• WRITTEN INSTRUCTION:
Every entry needs to be printed exactly, please.

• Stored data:
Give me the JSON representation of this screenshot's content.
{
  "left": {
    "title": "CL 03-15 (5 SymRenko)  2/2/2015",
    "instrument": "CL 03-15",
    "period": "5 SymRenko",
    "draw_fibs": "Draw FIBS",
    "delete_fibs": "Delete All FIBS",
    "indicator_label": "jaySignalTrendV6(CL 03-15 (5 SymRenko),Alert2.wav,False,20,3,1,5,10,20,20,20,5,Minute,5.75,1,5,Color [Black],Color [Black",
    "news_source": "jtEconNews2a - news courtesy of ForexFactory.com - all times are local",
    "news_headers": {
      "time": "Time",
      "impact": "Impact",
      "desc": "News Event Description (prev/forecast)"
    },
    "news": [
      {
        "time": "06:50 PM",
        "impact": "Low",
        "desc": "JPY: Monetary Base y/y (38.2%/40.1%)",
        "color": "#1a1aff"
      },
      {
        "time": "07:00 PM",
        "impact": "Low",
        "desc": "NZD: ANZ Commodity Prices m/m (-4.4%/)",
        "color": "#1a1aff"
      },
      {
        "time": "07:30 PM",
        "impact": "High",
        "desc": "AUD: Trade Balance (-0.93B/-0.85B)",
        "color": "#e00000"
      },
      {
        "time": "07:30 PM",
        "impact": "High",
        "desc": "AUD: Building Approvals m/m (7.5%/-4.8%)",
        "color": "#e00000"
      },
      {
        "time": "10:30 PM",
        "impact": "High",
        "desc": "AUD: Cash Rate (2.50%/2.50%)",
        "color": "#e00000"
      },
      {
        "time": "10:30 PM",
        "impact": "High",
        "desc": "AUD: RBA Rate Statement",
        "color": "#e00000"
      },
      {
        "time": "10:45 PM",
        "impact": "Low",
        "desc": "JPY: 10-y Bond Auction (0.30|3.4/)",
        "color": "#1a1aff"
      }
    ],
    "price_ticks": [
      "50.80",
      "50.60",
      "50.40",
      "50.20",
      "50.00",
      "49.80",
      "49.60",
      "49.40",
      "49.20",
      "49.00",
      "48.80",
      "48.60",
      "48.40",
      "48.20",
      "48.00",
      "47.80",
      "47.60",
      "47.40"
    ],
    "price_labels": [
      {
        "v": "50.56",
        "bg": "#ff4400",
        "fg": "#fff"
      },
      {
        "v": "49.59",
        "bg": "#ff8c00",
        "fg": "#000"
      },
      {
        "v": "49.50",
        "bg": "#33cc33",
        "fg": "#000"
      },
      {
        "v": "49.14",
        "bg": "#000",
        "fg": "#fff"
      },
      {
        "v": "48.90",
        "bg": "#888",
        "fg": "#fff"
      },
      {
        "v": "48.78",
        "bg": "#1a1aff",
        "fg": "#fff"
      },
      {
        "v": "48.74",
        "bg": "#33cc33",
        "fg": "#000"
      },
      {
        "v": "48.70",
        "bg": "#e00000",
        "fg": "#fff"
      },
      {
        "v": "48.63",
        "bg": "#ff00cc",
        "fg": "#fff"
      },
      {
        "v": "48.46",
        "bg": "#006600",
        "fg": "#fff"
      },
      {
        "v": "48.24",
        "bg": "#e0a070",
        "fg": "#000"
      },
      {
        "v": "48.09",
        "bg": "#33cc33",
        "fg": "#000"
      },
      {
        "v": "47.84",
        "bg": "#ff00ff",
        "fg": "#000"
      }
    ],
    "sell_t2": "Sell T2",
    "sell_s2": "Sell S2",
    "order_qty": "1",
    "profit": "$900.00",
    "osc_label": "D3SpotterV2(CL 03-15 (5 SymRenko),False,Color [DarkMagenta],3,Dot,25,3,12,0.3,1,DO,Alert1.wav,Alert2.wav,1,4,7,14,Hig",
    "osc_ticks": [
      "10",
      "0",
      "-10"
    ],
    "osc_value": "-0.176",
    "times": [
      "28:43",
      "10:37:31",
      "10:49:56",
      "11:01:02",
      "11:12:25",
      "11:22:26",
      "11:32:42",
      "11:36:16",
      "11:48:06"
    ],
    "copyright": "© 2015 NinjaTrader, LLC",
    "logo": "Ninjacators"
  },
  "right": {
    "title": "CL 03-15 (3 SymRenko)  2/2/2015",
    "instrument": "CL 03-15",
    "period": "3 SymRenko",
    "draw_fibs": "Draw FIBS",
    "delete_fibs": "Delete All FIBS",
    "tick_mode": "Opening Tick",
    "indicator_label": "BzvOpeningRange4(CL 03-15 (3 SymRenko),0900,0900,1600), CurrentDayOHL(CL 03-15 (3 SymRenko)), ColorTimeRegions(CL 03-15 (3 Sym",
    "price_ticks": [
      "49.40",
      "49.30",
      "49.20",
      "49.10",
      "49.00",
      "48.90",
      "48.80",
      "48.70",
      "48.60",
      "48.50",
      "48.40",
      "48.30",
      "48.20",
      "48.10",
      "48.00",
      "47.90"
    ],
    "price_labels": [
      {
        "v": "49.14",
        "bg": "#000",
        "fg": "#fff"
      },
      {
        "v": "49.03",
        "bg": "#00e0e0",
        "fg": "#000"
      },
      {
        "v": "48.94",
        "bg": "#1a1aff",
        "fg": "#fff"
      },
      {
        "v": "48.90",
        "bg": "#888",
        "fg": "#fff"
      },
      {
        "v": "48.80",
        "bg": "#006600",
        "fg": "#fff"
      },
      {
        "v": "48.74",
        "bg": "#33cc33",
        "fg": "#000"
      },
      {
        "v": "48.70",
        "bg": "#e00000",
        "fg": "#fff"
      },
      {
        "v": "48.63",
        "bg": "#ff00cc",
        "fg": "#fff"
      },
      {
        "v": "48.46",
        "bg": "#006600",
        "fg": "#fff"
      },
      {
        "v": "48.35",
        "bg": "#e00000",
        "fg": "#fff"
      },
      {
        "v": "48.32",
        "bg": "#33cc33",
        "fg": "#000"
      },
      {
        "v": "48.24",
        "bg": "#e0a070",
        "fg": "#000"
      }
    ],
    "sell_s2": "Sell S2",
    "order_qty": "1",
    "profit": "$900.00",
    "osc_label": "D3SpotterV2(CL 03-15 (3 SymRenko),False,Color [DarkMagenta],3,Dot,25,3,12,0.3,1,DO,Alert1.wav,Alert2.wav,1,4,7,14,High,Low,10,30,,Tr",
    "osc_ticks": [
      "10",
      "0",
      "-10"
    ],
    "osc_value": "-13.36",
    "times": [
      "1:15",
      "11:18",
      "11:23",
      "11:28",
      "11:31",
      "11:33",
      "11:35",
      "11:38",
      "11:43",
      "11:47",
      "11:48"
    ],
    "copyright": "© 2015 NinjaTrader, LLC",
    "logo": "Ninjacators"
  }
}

• ANSWER TO THIS TASK:
Give me the JSON representation of this screenshot's content.
{
  "left": {
    "title": "CL 03-15 (5 SymRenko)  2/2/2015",
    "instrument": "CL 03-15",
    "period": "5 SymRenko",
    "draw_fibs": "Draw FIBS",
    "delete_fibs": "Delete All FIBS",
    "indicator_label": "jaySignalTrendV6(CL 03-15 (5 SymRenko),Alert2.wav,False,20,3,1,5,10,20,20,20,5,Minute,5.75,1,5,Color [Black],Color [Black",
    "news_source": "jtEconNews2a - news courtesy of ForexFactory.com - all times are local",
    "news_headers": {
      "time": "Time",
      "impact": "Impact",
      "desc": "News Event Description (prev/forecast)"
    },
    "news": [
      {
        "time": "06:50 PM",
        "impact": "Low",
        "desc": "JPY: Monetary Base y/y (38.2%/40.1%)",
        "color": "#1a1aff"
      },
      {
        "time": "07:00 PM",
        "impact": "Low",
        "desc": "NZD: ANZ Commodity Prices m/m (-4.4%/)",
        "color": "#1a1aff"
      },
      {
        "time": "07:30 PM",
        "impact": "High",
        "desc": "AUD: Trade Balance (-0.93B/-0.85B)",
        "color": "#e00000"
      },
      {
        "time": "07:30 PM",
        "impact": "High",
        "desc": "AUD: Building Approvals m/m (7.5%/-4.8%)",
        "color": "#e00000"
      },
      {
        "time": "10:30 PM",
        "impact": "High",
        "desc": "AUD: Cash Rate (2.50%/2.50%)",
        "color": "#e00000"
      },
      {
        "time": "10:30 PM",
        "impact": "High",
        "desc": "AUD: RBA Rate Statement",
        "color": "#e00000"
      },
      {
        "time": "10:45 PM",
        "impact": "Low",
        "desc": "JPY: 10-y Bond Auction (0.30|3.4/)",
        "color": "#1a1aff"
      }
    ],
    "price_ticks": [
      "50.80",
      "50.60",
      "50.40",
      "50.20",
      "50.00",
      "49.80",
      "49.60",
      "49.40",
      "49.20",
      "49.00",
      "48.80",
      "48.60",
      "48.40",
      "48.20",
      "48.00",
      "47.80",
      "47.60",
      "47.40"
    ],
    "price_labels": [
      {
        "v": "50.56",
        "bg": "#ff4400",
        "fg": "#fff"
      },
      {
        "v": "49.59",
        "bg": "#ff8c00",
        "fg": "#000"
      },
      {
        "v": "49.50",
        "bg": "#33cc33",
        "fg": "#000"
      },
      {
        "v": "49.14",
        "bg": "#000",
        "fg": "#fff"
      },
      {
        "v": "48.90",
        "bg": "#888",
        "fg": "#fff"
      },
      {
        "v": "48.78",
        "bg": "#1a1aff",
        "fg": "#fff"
      },
      {
        "v": "48.74",
        "bg": "#33cc33",
        "fg": "#000"
      },
      {
        "v": "48.70",
        "bg": "#e00000",
        "fg": "#fff"
      },
      {
        "v": "48.63",
        "bg": "#ff00cc",
        "fg": "#fff"
      },
      {
        "v": "48.46",
        "bg": "#006600",
        "fg": "#fff"
      },
      {
        "v": "48.24",
        "bg": "#e0a070",
        "fg": "#000"
      },
      {
        "v": "48.09",
        "bg": "#33cc33",
        "fg": "#000"
      },
      {
        "v": "47.84",
        "bg": "#ff00ff",
        "fg": "#000"
      }
    ],
    "sell_t2": "Sell T2",
    "sell_s2": "Sell S2",
    "order_qty": "1",
    "profit": "$900.00",
    "osc_label": "D3SpotterV2(CL 03-15 (5 SymRenko),False,Color [DarkMagenta],3,Dot,25,3,12,0.3,1,DO,Alert1.wav,Alert2.wav,1,4,7,14,Hig",
    "osc_ticks": [
      "10",
      "0",
      "-10"
    ],
    "osc_value": "-0.176",
    "times": [
      "28:43",
      "10:37:31",
      "10:49:56",
      "11:01:02",
      "11:12:25",
      "11:22:26",
      "11:32:42",
      "11:36:16",
      "11:48:06"
    ],
    "copyright": "© 2015 NinjaTrader, LLC",
    "logo": "Ninjacators"
  },
  "right": {
    "title": "CL 03-15 (3 SymRenko)  2/2/2015",
    "instrument": "CL 03-15",
    "period": "3 SymRenko",
    "draw_fibs": "Draw FIBS",
    "delete_fibs": "Delete All FIBS",
    "tick_mode": "Opening Tick",
    "indicator_label": "BzvOpeningRange4(CL 03-15 (3 SymRenko),0900,0900,1600), CurrentDayOHL(CL 03-15 (3 SymRenko)), ColorTimeRegions(CL 03-15 (3 Sym",
    "price_ticks": [
      "49.40",
      "49.30",
      "49.20",
      "49.10",
      "49.00",
      "48.90",
      "48.80",
      "48.70",
      "48.60",
      "48.50",
      "48.40",
      "48.30",
      "48.20",
      "48.10",
      "48.00",
      "47.90"
    ],
    "price_labels": [
      {
        "v": "49.14",
        "bg": "#000",
        "fg": "#fff"
      },
      {
        "v": "49.03",
        "bg": "#00e0e0",
        "fg": "#000"
      },
      {
        "v": "48.94",
        "bg": "#1a1aff",
        "fg": "#fff"
      },
      {
        "v": "48.90",
        "bg": "#888",
        "fg": "#fff"
      },
      {
        "v": "48.80",
        "bg": "#006600",
        "fg": "#fff"
      },
      {
        "v": "48.74",
        "bg": "#33cc33",
        "fg": "#000"
      },
      {
        "v": "48.70",
        "bg": "#e00000",
        "fg": "#fff"
      },
      {
        "v": "48.63",
        "bg": "#ff00cc",
        "fg": "#fff"
      },
      {
        "v": "48.46",
        "bg": "#006600",
        "fg": "#fff"
      },
      {
        "v": "48.35",
        "bg": "#e00000",
        "fg": "#fff"
      },
      {
        "v": "48.32",
        "bg": "#33cc33",
        "fg": "#000"
      },
      {
        "v": "48.24",
        "bg": "#e0a070",
        "fg": "#000"
      }
    ],
    "sell_s2": "Sell S2",
    "order_qty": "1",
    "profit": "$900.00",
    "osc_label": "D3SpotterV2(CL 03-15 (3 SymRenko),False,Color [DarkMagenta],3,Dot,25,3,12,0.3,1,DO,Alert1.wav,Alert2.wav,1,4,7,14,High,Low,10,30,,Tr",
    "osc_ticks": [
      "10",
      "0",
      "-10"
    ],
    "osc_value": "-13.36",
    "times": [
      "1:15",
      "11:18",
      "11:23",
      "11:28",
      "11:31",
      "11:33",
      "11:35",
      "11:38",
      "11:43",
      "11:47",
      "11:48"
    ],
    "copyright": "© 2015 NinjaTrader, LLC",
    "logo": "Ninjacators"
  }
}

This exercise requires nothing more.